___ Material to process

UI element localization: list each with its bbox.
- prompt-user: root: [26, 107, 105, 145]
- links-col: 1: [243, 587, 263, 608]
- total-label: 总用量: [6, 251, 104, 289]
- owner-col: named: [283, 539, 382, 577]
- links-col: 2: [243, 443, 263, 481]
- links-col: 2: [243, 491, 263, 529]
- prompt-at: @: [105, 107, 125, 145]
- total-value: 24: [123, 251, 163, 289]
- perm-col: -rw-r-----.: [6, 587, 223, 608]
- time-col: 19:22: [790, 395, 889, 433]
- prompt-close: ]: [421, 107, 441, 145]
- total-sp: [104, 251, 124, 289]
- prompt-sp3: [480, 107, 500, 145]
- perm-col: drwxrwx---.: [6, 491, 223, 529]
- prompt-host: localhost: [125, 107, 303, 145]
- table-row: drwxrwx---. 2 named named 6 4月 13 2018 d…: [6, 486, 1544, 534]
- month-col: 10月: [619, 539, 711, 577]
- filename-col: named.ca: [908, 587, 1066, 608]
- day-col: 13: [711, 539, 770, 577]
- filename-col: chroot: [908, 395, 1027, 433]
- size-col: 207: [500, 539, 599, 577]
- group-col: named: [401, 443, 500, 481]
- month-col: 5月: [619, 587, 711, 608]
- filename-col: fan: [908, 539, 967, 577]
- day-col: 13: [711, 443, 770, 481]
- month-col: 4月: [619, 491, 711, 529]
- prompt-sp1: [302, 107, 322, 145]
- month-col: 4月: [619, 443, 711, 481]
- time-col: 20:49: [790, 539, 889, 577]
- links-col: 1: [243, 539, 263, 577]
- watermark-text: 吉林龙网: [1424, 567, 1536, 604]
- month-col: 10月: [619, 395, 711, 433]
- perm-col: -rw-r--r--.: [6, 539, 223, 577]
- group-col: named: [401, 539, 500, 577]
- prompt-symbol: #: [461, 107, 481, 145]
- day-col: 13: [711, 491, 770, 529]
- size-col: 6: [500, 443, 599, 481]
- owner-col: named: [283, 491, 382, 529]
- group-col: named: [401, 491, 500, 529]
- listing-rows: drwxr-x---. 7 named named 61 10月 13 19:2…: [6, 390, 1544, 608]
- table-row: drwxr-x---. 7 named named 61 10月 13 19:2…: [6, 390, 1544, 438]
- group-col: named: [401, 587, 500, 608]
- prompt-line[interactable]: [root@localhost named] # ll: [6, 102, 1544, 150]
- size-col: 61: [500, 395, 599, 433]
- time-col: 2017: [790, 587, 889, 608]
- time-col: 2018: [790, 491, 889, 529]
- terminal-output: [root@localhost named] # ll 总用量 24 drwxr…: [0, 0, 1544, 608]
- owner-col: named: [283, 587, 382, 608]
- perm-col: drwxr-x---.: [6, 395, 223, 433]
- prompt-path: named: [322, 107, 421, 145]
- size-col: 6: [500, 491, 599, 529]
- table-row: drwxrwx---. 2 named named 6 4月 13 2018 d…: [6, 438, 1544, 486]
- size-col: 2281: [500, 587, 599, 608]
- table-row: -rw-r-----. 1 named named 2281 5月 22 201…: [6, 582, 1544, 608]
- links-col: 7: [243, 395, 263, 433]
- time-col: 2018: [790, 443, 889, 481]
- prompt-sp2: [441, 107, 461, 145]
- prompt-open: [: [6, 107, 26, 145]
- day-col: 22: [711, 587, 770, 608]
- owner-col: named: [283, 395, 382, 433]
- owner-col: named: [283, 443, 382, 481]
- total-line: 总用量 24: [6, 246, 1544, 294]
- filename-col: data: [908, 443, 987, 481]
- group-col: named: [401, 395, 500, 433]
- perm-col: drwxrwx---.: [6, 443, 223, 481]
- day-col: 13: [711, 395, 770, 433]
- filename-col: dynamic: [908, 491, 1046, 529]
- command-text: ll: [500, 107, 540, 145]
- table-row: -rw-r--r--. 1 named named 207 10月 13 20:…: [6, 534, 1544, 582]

______

**Exercise task**.
Count the lines in the entries above that contain the string "owner", treating case as significant, and reply with the number alone.

**Answer for the task**.
5